++++ DATA SHOWN
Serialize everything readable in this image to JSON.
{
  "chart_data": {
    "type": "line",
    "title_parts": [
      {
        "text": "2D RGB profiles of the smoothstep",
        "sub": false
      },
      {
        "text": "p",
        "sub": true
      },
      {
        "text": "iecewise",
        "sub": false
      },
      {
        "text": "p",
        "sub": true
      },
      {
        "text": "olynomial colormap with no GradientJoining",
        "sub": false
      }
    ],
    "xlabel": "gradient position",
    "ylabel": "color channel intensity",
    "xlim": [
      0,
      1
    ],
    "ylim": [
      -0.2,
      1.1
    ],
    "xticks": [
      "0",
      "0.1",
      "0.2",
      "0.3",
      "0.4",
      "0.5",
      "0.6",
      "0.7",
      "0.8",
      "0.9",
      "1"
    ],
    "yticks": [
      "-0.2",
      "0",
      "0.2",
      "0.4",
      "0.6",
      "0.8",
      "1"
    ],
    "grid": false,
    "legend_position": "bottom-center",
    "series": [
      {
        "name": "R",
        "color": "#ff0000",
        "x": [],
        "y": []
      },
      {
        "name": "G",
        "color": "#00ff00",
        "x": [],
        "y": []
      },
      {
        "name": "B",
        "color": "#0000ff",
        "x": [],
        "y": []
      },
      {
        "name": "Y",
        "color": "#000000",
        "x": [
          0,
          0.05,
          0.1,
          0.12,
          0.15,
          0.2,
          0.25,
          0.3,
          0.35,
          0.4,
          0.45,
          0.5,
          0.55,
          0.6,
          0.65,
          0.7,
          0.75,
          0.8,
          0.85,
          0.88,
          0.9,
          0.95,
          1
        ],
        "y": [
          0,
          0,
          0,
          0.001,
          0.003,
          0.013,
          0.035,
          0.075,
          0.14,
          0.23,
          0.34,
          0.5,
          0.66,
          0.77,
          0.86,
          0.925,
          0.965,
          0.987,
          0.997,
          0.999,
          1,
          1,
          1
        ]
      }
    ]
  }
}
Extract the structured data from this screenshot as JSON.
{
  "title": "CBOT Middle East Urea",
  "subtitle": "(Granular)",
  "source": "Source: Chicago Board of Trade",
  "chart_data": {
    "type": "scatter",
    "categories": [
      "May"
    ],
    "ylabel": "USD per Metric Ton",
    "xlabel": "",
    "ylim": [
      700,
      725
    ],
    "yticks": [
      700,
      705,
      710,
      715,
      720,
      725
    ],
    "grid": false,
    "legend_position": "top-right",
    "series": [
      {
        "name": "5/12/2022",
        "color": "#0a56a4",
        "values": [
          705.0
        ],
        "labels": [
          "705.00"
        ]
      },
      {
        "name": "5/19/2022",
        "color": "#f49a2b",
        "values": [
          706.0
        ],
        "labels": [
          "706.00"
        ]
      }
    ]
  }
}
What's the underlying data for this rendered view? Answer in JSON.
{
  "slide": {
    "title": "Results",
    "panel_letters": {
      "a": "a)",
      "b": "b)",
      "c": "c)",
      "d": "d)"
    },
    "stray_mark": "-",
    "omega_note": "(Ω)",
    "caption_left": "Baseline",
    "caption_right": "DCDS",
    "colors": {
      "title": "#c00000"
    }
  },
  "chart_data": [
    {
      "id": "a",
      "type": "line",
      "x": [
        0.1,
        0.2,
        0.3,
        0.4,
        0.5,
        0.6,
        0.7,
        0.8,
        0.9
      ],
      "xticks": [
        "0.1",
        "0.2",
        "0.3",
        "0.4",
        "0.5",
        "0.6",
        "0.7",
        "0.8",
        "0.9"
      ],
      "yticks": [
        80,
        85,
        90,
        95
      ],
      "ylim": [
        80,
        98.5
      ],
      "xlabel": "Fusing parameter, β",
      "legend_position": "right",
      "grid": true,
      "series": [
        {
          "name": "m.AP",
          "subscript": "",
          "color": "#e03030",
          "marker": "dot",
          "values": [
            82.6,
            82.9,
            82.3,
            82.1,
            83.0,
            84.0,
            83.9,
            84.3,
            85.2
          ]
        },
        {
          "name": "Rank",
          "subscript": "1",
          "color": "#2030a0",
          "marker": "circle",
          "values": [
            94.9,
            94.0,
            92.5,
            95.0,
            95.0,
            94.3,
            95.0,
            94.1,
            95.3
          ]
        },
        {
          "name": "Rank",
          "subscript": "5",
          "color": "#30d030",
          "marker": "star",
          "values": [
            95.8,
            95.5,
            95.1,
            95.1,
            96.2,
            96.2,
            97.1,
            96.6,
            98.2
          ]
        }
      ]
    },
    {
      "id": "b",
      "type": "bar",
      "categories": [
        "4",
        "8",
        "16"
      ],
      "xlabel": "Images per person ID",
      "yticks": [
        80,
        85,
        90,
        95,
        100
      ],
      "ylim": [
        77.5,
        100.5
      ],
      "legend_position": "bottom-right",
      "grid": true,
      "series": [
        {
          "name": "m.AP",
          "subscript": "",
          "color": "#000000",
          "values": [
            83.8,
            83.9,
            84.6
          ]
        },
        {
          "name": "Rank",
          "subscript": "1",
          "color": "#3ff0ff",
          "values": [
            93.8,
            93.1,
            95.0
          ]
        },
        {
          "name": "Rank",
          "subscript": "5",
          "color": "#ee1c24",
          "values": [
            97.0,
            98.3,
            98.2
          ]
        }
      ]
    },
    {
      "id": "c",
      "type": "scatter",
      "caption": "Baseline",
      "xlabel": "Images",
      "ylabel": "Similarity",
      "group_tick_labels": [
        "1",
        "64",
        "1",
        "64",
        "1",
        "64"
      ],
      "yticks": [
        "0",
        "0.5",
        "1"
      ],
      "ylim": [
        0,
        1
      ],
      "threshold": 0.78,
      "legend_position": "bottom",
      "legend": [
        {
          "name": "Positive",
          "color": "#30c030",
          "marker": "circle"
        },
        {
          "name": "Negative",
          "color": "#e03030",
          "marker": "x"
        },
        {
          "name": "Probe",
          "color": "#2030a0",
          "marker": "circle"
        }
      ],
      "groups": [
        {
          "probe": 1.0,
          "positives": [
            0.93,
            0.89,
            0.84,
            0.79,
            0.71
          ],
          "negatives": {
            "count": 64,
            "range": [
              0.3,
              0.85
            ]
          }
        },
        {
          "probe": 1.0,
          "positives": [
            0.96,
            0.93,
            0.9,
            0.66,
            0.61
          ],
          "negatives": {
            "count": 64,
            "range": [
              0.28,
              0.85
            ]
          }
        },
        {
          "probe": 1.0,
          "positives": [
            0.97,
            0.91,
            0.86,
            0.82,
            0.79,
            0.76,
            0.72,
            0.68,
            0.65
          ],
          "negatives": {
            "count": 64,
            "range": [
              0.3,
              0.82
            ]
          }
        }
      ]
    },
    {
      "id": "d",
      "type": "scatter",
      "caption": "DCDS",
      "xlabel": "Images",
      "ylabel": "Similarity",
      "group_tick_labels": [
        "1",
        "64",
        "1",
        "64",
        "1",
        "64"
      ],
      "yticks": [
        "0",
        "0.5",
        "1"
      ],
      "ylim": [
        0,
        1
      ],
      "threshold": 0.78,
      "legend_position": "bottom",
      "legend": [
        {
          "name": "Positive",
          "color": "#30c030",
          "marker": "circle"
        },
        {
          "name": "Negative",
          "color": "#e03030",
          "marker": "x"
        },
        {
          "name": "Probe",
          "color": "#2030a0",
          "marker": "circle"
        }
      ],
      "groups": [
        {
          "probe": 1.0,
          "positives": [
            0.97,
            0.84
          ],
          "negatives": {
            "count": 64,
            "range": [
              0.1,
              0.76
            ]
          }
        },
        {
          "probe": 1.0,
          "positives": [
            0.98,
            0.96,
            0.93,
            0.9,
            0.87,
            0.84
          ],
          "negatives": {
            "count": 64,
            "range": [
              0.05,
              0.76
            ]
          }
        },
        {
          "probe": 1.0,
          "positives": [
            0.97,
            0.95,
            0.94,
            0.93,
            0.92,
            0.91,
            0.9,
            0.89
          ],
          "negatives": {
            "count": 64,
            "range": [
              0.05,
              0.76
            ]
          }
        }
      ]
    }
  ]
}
++++++++
**WHAT YOU WILL DO:** In the entries above, find each line with the word "xlabel" and show it.

**FULL RESPONSE:**
    "xlabel": "gradient position",
    "xlabel": "",
      "xlabel": "Fusing parameter, β",
      "xlabel": "Images per person ID",
      "xlabel": "Images",
      "xlabel": "Images",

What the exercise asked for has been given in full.